Texte à lire —
Fait du hasard, d'une volonté éditoriale, d'une anxiété inconsciente, l'Algérie (dont les "événements" venaient de débuter et allaient bien vite se transformer en guerre) est évoquée par deux reprises dans ce numéro, comme pour narguer le silence des autres canaux d'informations de l'époque. 

Dans "Le crâne", du jeune Alain Dorémieux, traducteur et chroniqueur de la revue (il en deviendra le rédacteur en chef quelques années plus tard...), un homme découvre sur une plage d'Algérie le crâne d'un être qui aurait pu vivre là bien avant l'homme... Et dans "Diable d'histoire" de Lord Dunsany, c'est près d'Alger que le narrateur rencontre l'homme qui a vu le Diable. 

On pourra spéculer par la suite sur la connaissance de Dorémieux concernant Lord Dunsany, surtout au vu de la critique que le jeune chroniqueur français fera quelques mois plus tard de "Démons et merveilles" de Lovecraft, qu'il n'appréciera guère. La filiation évidente du style de Lovecraft avec celui de Dunsany ne sera alors pas même évoquée. Quoi qu'il en soit, et quel qu'en soit l'initiateur ou le traducteur, le grand mérite revient à Fiction de faire découvrir cet époustouflant auteur qu'est Dunsany, avec une histoire à chute très british (et qui aurait pu figurer dans "Les contes noirs du golf" de Jean Ray.), nouvelle restée depuis lors inédite, qui plus est ! Malheureusement, ce sera la seule histoire de ce maître du Merveilleux à être publiée dans ces pages.

 Toutefois, la grande majorité des nouvelles de ce numéro n'ont de même jamais été rééditées ensuite :  le drolatique "Quelque chose de plus que les autres…" par Esther Carlson; le charmant "Cantiques de Noël", par Raymond E. Banks, qui questionne l'archivage de l'art "vivant" un peu à la manière de la série télévisée "Twillight zone" ; la bonne petite nouvelle dans la série "Rien ne se crée, rien ne se perd" : "…mais le silence est d’or" par Alan Nelson, et qui parlera sûrement à tous les porteurs d'appareils auditifs ; le ton particulier et l'intrigue très bizarre du cocasse "cache-nez de caoutchouc" par Michel Carrouges, ou pour finir "Sa chance" par le finlandais Oliver Saari, qui interroge le modèle humain le mieux adapté aux voyages dans l'espace.

Grâce au travail de numérisation d'anonymes passionnés, il est possible dorénavant de redécouvrir ces petits trésors de la S.F. et du Fantastique.

 Pour clore ce tour d'horizon, un petit mot sur Jack Finney, et sa nouvelle antimoderne "Le troisième palier". Rare au sein des page de Fiction, on connait Finney principalement pour son roman plusieurs fois adapté au cinéma : "L'invasion des profanateurs" (1954). Hasard ou anxiété collective inconsciente encore une fois, le sujet en sera développé de façon similaire et durant les mêmes mois par Philip K. Dick, au travers de sa nouvelle " Le père truqué". Mais patience... Nous verrons tout cela avec le n°29 de Fiction.

Consigne a —
Recopiez les lignes des enregistrements depuis la toute première jusqu'à celle qui contient "support-caption: Con el", incluse.
Le texte qui précède et les enregistrements qui suivent sont deux documents indépendants.

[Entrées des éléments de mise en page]
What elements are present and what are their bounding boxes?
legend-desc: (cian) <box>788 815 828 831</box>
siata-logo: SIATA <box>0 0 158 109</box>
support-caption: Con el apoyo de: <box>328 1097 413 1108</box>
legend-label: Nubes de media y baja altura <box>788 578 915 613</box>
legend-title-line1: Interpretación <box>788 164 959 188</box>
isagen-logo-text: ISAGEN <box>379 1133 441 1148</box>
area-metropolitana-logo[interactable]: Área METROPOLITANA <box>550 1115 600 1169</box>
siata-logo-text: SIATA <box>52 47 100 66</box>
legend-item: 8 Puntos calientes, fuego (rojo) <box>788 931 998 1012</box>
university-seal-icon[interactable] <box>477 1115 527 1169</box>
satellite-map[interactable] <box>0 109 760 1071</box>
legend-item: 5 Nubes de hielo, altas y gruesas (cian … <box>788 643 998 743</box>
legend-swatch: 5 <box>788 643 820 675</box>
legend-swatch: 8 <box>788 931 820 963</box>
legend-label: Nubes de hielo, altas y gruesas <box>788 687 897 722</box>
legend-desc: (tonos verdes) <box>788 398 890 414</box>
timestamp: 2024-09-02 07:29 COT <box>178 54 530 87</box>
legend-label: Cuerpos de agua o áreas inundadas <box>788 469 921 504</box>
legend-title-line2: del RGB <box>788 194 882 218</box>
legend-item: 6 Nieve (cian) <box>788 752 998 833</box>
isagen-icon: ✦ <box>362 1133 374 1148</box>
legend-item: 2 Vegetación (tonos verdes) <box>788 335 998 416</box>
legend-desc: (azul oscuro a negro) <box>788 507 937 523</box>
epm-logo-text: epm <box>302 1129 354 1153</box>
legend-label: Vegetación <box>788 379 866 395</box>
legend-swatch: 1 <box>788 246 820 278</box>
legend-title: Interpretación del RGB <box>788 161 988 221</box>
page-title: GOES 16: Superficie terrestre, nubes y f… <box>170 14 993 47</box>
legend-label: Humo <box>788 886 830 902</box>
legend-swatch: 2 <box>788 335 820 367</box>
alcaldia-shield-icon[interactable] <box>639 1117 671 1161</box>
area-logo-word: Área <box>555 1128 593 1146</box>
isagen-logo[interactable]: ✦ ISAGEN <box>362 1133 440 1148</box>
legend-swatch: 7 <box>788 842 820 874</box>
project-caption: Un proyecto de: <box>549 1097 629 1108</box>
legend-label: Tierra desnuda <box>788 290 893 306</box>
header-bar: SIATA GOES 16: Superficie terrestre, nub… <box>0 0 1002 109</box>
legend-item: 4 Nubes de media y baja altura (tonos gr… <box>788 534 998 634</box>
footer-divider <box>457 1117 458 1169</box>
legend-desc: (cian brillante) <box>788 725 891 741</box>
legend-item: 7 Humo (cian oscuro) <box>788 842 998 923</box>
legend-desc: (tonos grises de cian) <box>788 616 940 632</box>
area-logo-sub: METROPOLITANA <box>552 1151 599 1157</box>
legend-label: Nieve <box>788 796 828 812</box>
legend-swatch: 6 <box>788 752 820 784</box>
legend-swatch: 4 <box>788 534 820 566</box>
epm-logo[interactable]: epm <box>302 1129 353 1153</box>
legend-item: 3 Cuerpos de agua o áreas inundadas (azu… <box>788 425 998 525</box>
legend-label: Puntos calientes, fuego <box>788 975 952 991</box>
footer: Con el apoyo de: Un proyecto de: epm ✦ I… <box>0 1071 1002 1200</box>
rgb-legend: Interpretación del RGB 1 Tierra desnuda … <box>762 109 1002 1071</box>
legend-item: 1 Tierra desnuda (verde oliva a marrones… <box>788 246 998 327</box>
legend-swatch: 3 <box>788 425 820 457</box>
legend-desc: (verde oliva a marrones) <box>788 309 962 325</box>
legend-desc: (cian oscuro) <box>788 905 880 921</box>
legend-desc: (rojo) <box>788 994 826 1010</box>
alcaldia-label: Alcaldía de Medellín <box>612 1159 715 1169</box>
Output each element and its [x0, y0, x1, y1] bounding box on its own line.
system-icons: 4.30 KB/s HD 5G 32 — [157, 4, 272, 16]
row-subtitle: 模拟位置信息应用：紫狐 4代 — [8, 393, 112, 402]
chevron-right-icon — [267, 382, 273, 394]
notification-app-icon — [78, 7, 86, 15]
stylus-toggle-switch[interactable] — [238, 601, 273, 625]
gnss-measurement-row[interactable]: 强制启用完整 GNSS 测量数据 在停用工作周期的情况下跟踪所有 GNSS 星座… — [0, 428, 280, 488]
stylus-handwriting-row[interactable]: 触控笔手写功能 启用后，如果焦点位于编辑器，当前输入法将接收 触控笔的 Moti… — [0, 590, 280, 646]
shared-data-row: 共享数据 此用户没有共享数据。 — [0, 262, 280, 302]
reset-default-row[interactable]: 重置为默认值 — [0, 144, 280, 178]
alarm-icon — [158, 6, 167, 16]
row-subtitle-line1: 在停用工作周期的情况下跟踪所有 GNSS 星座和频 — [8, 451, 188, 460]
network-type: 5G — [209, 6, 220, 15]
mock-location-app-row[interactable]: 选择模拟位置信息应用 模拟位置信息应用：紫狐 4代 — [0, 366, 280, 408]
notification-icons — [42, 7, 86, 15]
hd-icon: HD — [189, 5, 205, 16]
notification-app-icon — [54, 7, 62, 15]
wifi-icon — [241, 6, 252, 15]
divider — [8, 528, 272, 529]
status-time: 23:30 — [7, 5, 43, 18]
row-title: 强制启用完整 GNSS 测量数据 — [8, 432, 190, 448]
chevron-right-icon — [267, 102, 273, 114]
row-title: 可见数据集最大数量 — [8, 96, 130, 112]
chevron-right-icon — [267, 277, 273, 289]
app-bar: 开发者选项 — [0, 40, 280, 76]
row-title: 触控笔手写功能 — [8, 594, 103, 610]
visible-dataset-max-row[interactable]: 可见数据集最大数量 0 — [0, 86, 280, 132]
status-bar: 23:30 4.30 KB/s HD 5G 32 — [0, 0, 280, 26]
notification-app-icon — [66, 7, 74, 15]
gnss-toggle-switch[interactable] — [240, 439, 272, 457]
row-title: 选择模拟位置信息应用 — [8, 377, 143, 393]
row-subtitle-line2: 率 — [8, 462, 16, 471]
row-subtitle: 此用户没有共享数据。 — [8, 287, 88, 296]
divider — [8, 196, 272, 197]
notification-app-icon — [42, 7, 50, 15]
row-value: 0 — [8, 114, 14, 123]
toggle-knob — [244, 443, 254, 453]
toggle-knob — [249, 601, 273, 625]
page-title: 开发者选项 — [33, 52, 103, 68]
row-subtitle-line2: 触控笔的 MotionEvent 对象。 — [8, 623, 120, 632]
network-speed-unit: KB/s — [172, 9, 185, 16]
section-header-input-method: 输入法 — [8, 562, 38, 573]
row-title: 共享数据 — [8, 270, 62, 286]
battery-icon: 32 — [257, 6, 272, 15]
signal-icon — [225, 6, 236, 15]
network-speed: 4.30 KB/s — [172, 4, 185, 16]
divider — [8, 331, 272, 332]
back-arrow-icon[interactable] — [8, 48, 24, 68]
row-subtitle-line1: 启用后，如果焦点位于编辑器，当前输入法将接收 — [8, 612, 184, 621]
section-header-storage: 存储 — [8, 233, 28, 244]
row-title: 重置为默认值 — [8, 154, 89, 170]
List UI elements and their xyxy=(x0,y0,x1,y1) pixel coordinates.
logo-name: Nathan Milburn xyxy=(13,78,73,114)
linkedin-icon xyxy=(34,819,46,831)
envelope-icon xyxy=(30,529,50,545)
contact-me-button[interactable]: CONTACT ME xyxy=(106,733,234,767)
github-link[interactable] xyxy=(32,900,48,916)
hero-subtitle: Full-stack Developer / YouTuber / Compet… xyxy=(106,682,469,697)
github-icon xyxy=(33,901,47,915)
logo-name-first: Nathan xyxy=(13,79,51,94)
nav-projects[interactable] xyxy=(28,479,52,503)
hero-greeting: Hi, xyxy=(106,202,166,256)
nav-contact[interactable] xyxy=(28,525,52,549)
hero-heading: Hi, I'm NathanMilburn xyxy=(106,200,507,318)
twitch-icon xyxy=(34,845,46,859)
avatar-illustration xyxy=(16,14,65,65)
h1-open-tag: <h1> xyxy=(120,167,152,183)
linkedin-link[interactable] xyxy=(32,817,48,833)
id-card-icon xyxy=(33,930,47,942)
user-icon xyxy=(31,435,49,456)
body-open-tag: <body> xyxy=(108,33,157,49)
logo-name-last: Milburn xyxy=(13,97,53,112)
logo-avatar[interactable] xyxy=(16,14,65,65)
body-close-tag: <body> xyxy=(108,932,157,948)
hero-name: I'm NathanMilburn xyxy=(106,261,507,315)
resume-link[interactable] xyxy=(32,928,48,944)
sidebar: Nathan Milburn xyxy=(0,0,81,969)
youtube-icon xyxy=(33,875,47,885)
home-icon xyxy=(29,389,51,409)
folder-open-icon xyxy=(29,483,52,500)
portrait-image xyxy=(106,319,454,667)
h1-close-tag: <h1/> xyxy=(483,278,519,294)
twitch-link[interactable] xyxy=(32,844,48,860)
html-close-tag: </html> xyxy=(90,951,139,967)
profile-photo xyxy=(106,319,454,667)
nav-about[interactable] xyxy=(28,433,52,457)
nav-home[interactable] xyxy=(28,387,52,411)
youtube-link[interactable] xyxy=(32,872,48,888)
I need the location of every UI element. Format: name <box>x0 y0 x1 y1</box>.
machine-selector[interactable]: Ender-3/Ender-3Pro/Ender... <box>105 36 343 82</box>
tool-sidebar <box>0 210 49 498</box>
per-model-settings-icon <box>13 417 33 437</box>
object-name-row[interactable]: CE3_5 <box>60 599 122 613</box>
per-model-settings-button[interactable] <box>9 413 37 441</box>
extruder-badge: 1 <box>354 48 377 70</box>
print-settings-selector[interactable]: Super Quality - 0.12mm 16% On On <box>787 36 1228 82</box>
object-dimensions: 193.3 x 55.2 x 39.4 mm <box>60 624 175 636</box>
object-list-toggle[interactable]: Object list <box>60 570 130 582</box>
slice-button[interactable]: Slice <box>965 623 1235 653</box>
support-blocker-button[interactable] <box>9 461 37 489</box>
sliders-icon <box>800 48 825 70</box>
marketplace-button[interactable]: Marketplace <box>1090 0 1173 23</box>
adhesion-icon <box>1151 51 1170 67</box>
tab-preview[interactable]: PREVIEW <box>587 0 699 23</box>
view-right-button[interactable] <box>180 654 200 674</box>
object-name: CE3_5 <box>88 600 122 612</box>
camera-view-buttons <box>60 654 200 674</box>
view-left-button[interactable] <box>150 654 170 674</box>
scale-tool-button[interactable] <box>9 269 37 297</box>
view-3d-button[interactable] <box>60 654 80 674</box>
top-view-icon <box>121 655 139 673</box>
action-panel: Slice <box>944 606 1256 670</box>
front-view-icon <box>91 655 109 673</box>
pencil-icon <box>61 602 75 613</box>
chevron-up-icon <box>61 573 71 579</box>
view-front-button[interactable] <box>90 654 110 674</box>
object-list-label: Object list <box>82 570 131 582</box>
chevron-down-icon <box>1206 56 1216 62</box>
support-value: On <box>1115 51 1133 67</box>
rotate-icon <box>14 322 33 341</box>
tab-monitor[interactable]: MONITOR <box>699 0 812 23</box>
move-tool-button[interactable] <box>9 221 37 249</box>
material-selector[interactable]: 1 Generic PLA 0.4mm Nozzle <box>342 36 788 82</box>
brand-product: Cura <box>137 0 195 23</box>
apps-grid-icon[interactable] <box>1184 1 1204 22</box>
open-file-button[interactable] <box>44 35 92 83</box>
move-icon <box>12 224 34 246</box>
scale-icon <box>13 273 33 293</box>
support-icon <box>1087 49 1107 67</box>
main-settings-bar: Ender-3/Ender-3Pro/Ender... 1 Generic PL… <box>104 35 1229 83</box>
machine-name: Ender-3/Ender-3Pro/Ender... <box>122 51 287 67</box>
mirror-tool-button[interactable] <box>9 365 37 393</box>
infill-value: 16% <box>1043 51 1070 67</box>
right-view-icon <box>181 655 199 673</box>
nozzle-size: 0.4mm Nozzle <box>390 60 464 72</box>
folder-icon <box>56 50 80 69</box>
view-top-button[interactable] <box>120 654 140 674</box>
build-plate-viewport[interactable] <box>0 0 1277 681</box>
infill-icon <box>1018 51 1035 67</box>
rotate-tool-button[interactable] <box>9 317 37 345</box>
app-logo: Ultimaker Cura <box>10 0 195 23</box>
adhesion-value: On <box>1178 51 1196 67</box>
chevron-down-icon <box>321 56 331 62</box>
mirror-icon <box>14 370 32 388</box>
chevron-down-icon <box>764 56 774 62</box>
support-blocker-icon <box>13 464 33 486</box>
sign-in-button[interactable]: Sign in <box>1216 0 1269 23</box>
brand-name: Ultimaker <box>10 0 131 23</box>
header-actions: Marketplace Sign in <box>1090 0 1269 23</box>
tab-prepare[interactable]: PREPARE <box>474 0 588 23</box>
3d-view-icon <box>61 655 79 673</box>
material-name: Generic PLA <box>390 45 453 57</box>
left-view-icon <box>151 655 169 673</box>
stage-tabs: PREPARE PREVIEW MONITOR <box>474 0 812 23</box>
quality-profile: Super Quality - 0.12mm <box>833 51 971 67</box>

Consigne b —
Prolongez le texte sur ce numéro de la revue Fiction à partir de l'endroit où il s'arrête.

Résultat a —
What elements are present and what are their bounding boxes?
legend-desc: (cian) <box>788 815 828 831</box>
siata-logo: SIATA <box>0 0 158 109</box>
support-caption: Con el apoyo de: <box>328 1097 413 1108</box>

Résultat b —
 

Sommaire du Numéro 14 :

NOUVELLES
 

1 - J. T. McINTOSH, Une chance sur trois cents (One in Three Hundred, 1953), pages 3 à 40, nouvelle, trad. (non mentionné)

2 - Esther CARLSON, Quelque chose de plus que les autres... (Heads you win..., 1953), pages 41 à 48, nouvelle, trad. (non mentionné)

3 - Raymond E. BANKS, Cantiques de Noël (Christmas Trombone, 1954), pages 49 à 58, nouvelle, trad. (non mentionné)

4 - Alain DORÉMIEUX, Le Crâne, pages 59 à 66, nouvelle

5 - Alan NELSON, ...mais le silence est d'or (Silenzia, 1953), pages 67 à 78, nouvelle, trad. (non mentionné)

6 - Jack FINNEY, Le Troisième palier (The Third Level, 1950), pages 79 à 83, nouvelle, trad. (non mentionné)

7 - Michel CARROUGES, Le Cache-nez de caoutchouc, pages 84 à 91, nouvelle

8 - Lord DUNSANY, Diable d'histoire (Told under oath, 1953), pages 92 à 98, nouvelle, trad. (non mentionné)

9 - Oliver SAARI, Sa chance (The Space Man, 1953), pages 99 à 108, nouvelle, trad. (non mentionné)

 

CHRONIQUES

10 - Jacques BERGIER & Igor B. MASLOWSKI, Ici, on désintègre !, pages 109 à 111, critique(s)

11 - Alain DORÉMIEUX & Igor B. MASLOWSKI, Un "Fémina" très discuté, pages 112 à 113, critique(s)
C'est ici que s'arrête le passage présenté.